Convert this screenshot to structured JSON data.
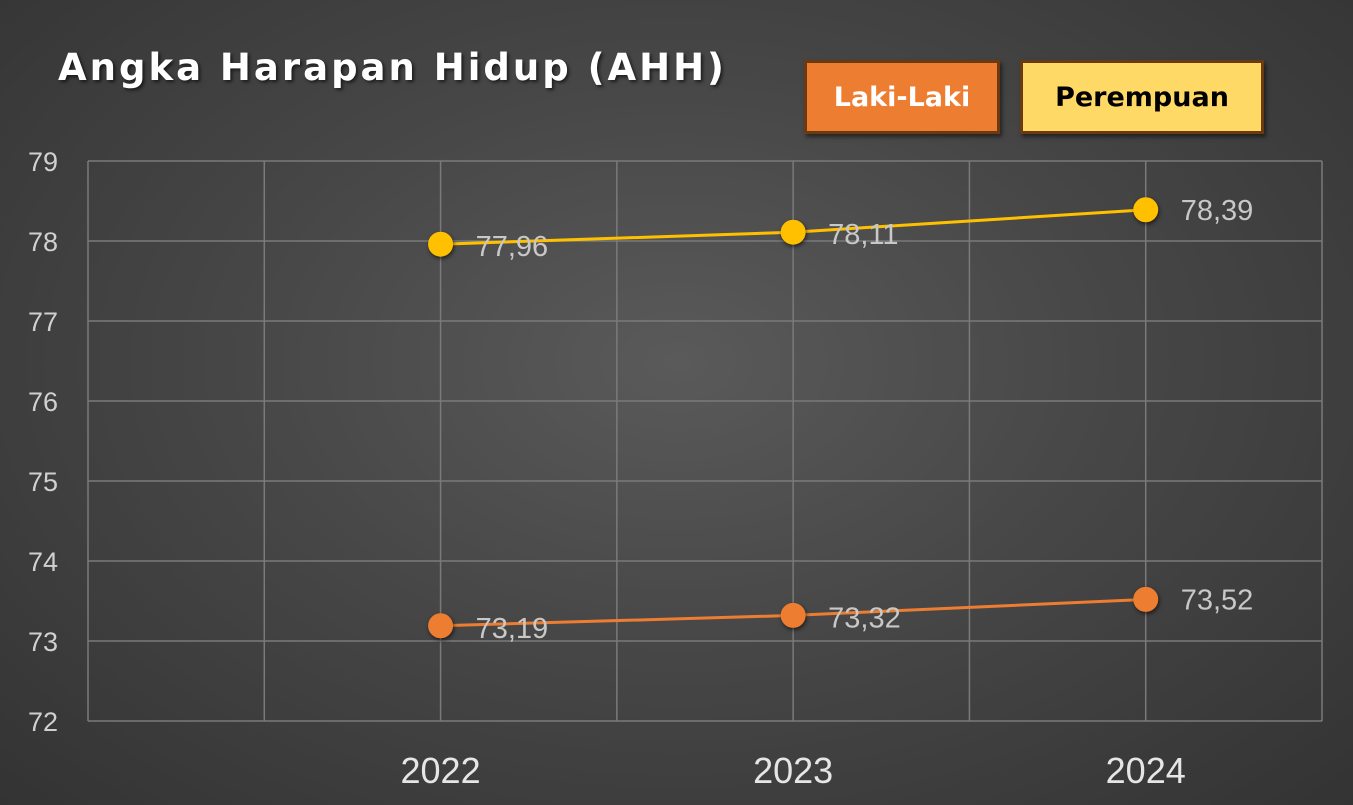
{
  "chart_data": {
    "type": "line",
    "title": "Angka Harapan Hidup (AHH)",
    "categories": [
      "2022",
      "2023",
      "2024"
    ],
    "ylim": [
      72,
      79
    ],
    "yticks": [
      "72",
      "73",
      "74",
      "75",
      "76",
      "77",
      "78",
      "79"
    ],
    "grid": true,
    "legend_position": "top-right",
    "series": [
      {
        "name": "Laki-Laki",
        "color": "#ED7D31",
        "values": [
          73.19,
          73.32,
          73.52
        ],
        "labels": [
          "73,19",
          "73,32",
          "73,52"
        ]
      },
      {
        "name": "Perempuan",
        "color": "#FFC000",
        "legend_color": "#FFD966",
        "values": [
          77.96,
          78.11,
          78.39
        ],
        "labels": [
          "77,96",
          "78,11",
          "78,39"
        ]
      }
    ]
  }
}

□ □ □

* [What to work on]: Retype all of the entries exactly as written, leaving out any images.

* [Task result]:
Convert this screenshot to structured JSON data.
{
  "chart_data": {
    "type": "line",
    "title": "Angka Harapan Hidup (AHH)",
    "categories": [
      "2022",
      "2023",
      "2024"
    ],
    "ylim": [
      72,
      79
    ],
    "yticks": [
      "72",
      "73",
      "74",
      "75",
      "76",
      "77",
      "78",
      "79"
    ],
    "grid": true,
    "legend_position": "top-right",
    "series": [
      {
        "name": "Laki-Laki",
        "color": "#ED7D31",
        "values": [
          73.19,
          73.32,
          73.52
        ],
        "labels": [
          "73,19",
          "73,32",
          "73,52"
        ]
      },
      {
        "name": "Perempuan",
        "color": "#FFC000",
        "legend_color": "#FFD966",
        "values": [
          77.96,
          78.11,
          78.39
        ],
        "labels": [
          "77,96",
          "78,11",
          "78,39"
        ]
      }
    ]
  }
}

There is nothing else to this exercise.